◆ Work to do
Write out the full set of records exactly. Any pictures in them do not belong in the copy.

(Stored items from a collection)
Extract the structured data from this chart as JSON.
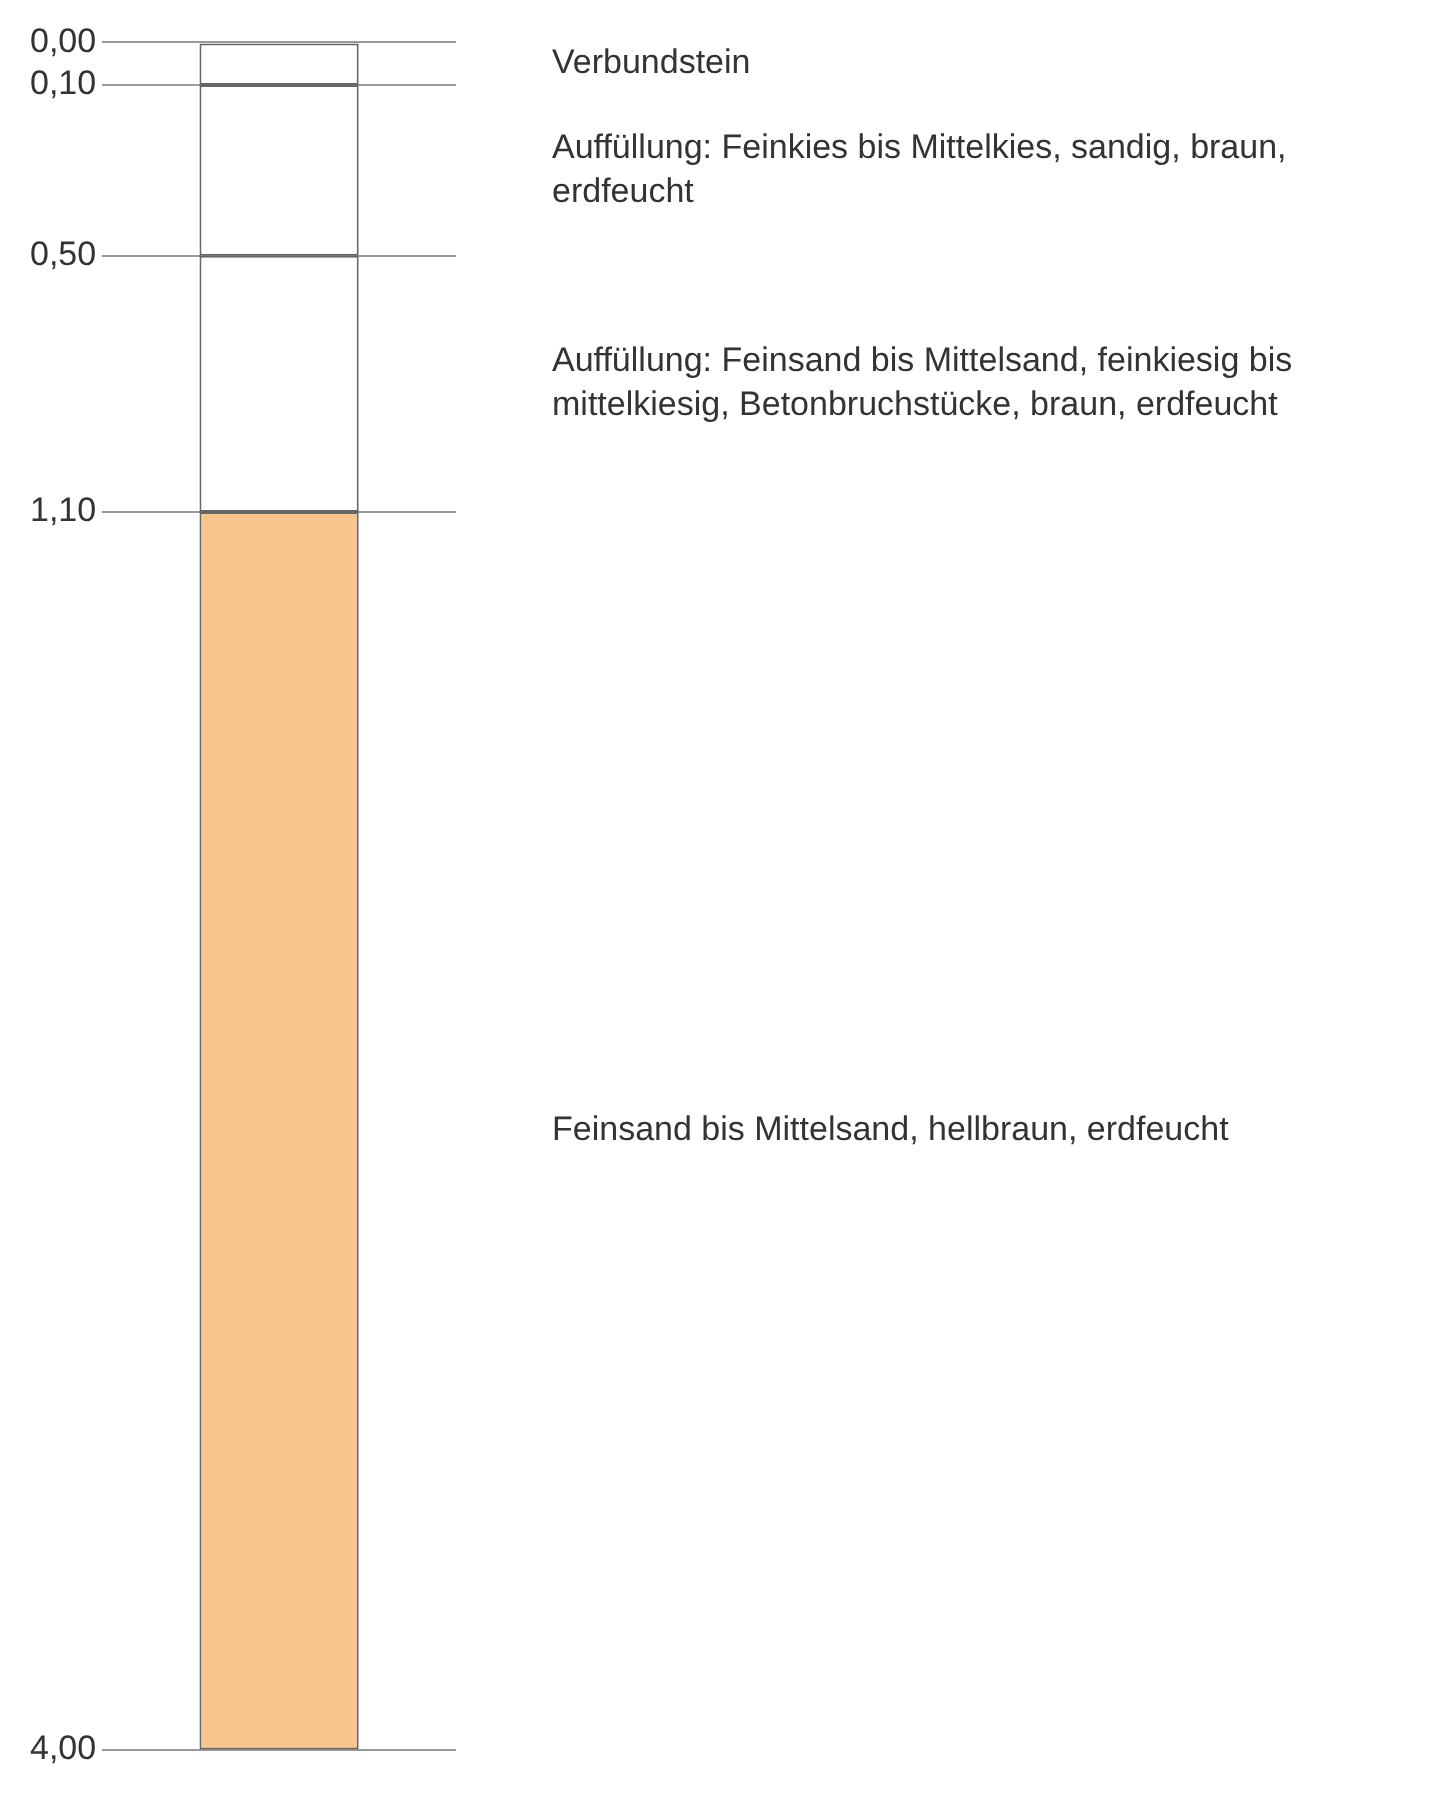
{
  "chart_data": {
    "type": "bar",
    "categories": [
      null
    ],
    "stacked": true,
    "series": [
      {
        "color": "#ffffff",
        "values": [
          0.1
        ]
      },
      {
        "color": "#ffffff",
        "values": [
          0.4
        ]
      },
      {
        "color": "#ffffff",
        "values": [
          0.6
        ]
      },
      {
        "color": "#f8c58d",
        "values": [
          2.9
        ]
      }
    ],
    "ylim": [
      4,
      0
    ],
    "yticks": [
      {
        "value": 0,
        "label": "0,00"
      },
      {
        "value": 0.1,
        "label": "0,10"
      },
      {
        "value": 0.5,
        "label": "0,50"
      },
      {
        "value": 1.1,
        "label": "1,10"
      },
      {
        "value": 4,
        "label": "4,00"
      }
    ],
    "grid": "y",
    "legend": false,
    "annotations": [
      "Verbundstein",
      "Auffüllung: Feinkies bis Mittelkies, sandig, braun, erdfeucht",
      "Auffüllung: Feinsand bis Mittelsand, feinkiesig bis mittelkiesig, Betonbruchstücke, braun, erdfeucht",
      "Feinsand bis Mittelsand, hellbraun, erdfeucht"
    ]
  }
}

◆ Response to the task
Extract the structured data from this chart as JSON.
{
  "chart_data": {
    "type": "bar",
    "categories": [
      null
    ],
    "stacked": true,
    "series": [
      {
        "color": "#ffffff",
        "values": [
          0.1
        ]
      },
      {
        "color": "#ffffff",
        "values": [
          0.4
        ]
      },
      {
        "color": "#ffffff",
        "values": [
          0.6
        ]
      },
      {
        "color": "#f8c58d",
        "values": [
          2.9
        ]
      }
    ],
    "ylim": [
      4,
      0
    ],
    "yticks": [
      {
        "value": 0,
        "label": "0,00"
      },
      {
        "value": 0.1,
        "label": "0,10"
      },
      {
        "value": 0.5,
        "label": "0,50"
      },
      {
        "value": 1.1,
        "label": "1,10"
      },
      {
        "value": 4,
        "label": "4,00"
      }
    ],
    "grid": "y",
    "legend": false,
    "annotations": [
      "Verbundstein",
      "Auffüllung: Feinkies bis Mittelkies, sandig, braun, erdfeucht",
      "Auffüllung: Feinsand bis Mittelsand, feinkiesig bis mittelkiesig, Betonbruchstücke, braun, erdfeucht",
      "Feinsand bis Mittelsand, hellbraun, erdfeucht"
    ]
  }
}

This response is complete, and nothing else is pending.